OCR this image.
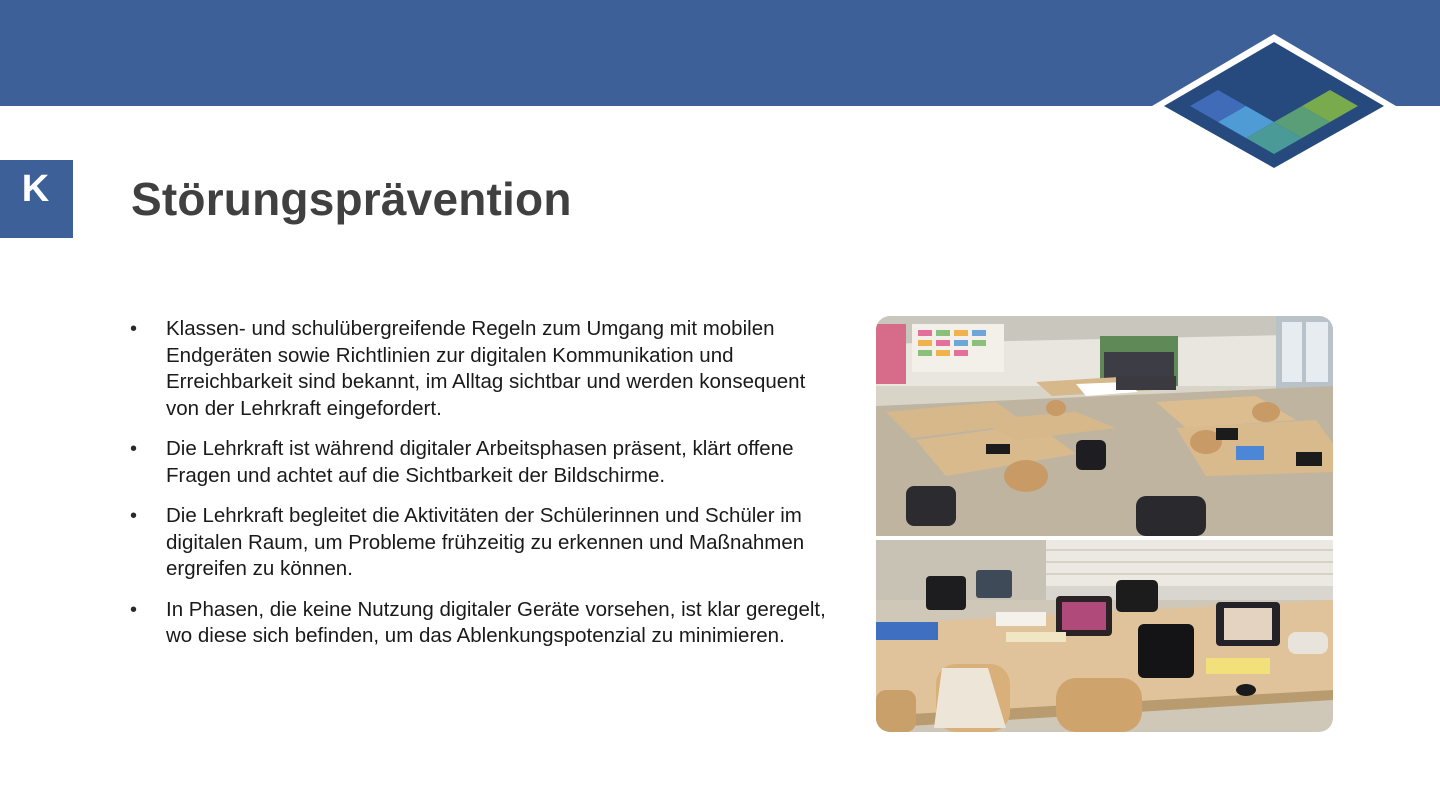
K	Störungsprävention
• Klassen- und schulübergreifende Regeln zum Umgang mit mobilen Endgeräten sowie Richtlinien zur digitalen Kommunikation und Erreichbarkeit sind bekannt, im Alltag sichtbar und werden konsequent von der Lehrkraft eingefordert.
• Die Lehrkraft ist während digitaler Arbeitsphasen präsent, klärt offene Fragen und achtet auf die Sichtbarkeit der Bildschirme.
• Die Lehrkraft begleitet die Aktivitäten der Schülerinnen und Schüler im digitalen Raum, um Probleme frühzeitig zu erkennen und Maßnahmen ergreifen zu können.
• In Phasen, die keine Nutzung digitaler Geräte vorsehen, ist klar geregelt, wo diese sich befinden, um das Ablenkungspotenzial zu minimieren.
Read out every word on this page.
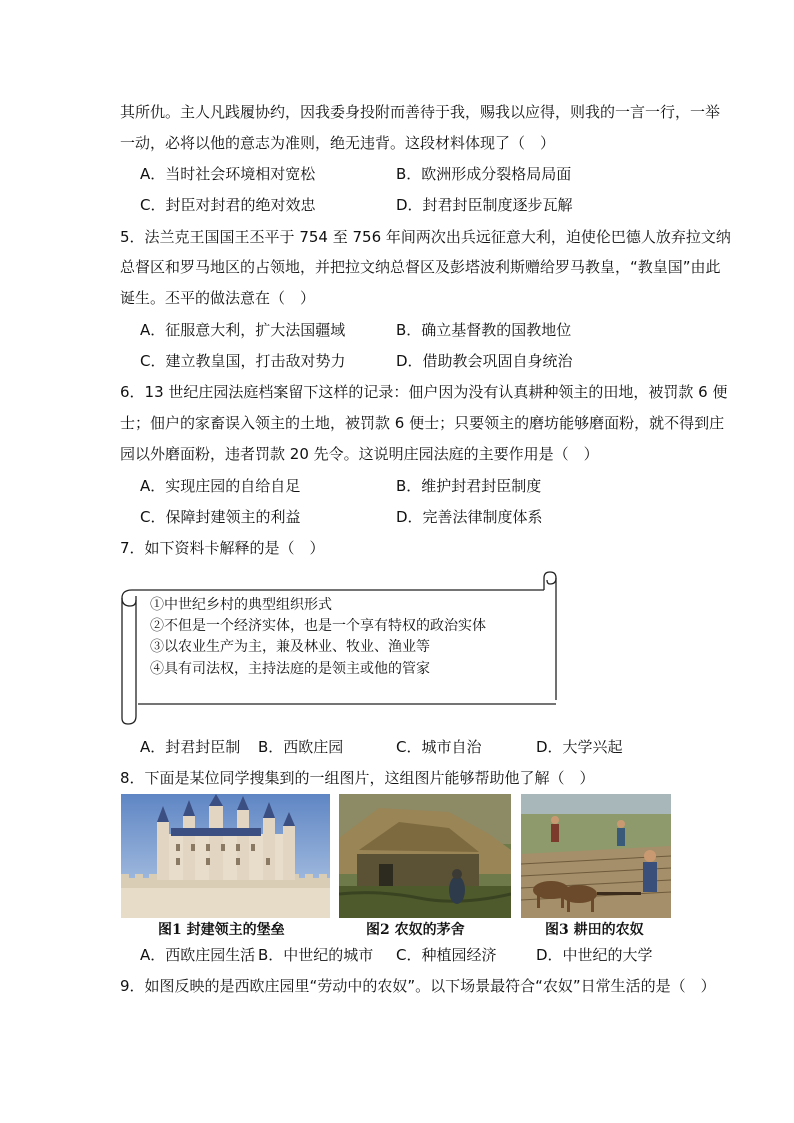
其所仇。主人凡践履协约，因我委身投附而善待于我，赐我以应得，则我的一言一行，一举
一动，必将以他的意志为准则，绝无违背。这段材料体现了（　）
A．当时社会环境相对宽松	B．欧洲形成分裂格局局面
C．封臣对封君的绝对效忠	D．封君封臣制度逐步瓦解
5．法兰克王国国王丕平于 754 至 756 年间两次出兵远征意大利，迫使伦巴德人放弃拉文纳
总督区和罗马地区的占领地，并把拉文纳总督区及彭塔波利斯赠给罗马教皇，“教皇国”由此
诞生。丕平的做法意在（　）
A．征服意大利，扩大法国疆域	B．确立基督教的国教地位
C．建立教皇国，打击敌对势力	D．借助教会巩固自身统治
6．13 世纪庄园法庭档案留下这样的记录：佃户因为没有认真耕种领主的田地，被罚款 6 便
士；佃户的家畜误入领主的土地，被罚款 6 便士；只要领主的磨坊能够磨面粉，就不得到庄
园以外磨面粉，违者罚款 20 先令。这说明庄园法庭的主要作用是（　）
A．实现庄园的自给自足	B．维护封君封臣制度
C．保障封建领主的利益	D．完善法律制度体系
7．如下资料卡解释的是（　）
①中世纪乡村的典型组织形式
②不但是一个经济实体，也是一个享有特权的政治实体
③以农业生产为主，兼及林业、牧业、渔业等
④具有司法权，主持法庭的是领主或他的管家
A．封君封臣制 B．西欧庄园	C．城市自治	D．大学兴起
8．下面是某位同学搜集到的一组图片，这组图片能够帮助他了解（　）
图1 封建领主的堡垒	图2 农奴的茅舍	图3 耕田的农奴
A．西欧庄园生活 B．中世纪的城市 C．种植园经济	D．中世纪的大学
9．如图反映的是西欧庄园里“劳动中的农奴”。以下场景最符合“农奴”日常生活的是（　）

» **Problem details**
Omit the pictures, and please restate word for word the lines running from the line with "Read out every word on this page." to the end of the entries.

» **Output below**
Read out every word on this page.
其所仇。主人凡践履协约，因我委身投附而善待于我，赐我以应得，则我的一言一行，一举
一动，必将以他的意志为准则，绝无违背。这段材料体现了（　）
A．当时社会环境相对宽松	B．欧洲形成分裂格局局面
C．封臣对封君的绝对效忠	D．封君封臣制度逐步瓦解
5．法兰克王国国王丕平于 754 至 756 年间两次出兵远征意大利，迫使伦巴德人放弃拉文纳
总督区和罗马地区的占领地，并把拉文纳总督区及彭塔波利斯赠给罗马教皇，“教皇国”由此
诞生。丕平的做法意在（　）
A．征服意大利，扩大法国疆域	B．确立基督教的国教地位
C．建立教皇国，打击敌对势力	D．借助教会巩固自身统治
6．13 世纪庄园法庭档案留下这样的记录：佃户因为没有认真耕种领主的田地，被罚款 6 便
士；佃户的家畜误入领主的土地，被罚款 6 便士；只要领主的磨坊能够磨面粉，就不得到庄
园以外磨面粉，违者罚款 20 先令。这说明庄园法庭的主要作用是（　）
A．实现庄园的自给自足	B．维护封君封臣制度
C．保障封建领主的利益	D．完善法律制度体系
7．如下资料卡解释的是（　）
①中世纪乡村的典型组织形式
②不但是一个经济实体，也是一个享有特权的政治实体
③以农业生产为主，兼及林业、牧业、渔业等
④具有司法权，主持法庭的是领主或他的管家
A．封君封臣制 B．西欧庄园	C．城市自治	D．大学兴起
8．下面是某位同学搜集到的一组图片，这组图片能够帮助他了解（　）
图1 封建领主的堡垒	图2 农奴的茅舍	图3 耕田的农奴
A．西欧庄园生活 B．中世纪的城市 C．种植园经济	D．中世纪的大学
9．如图反映的是西欧庄园里“劳动中的农奴”。以下场景最符合“农奴”日常生活的是（　）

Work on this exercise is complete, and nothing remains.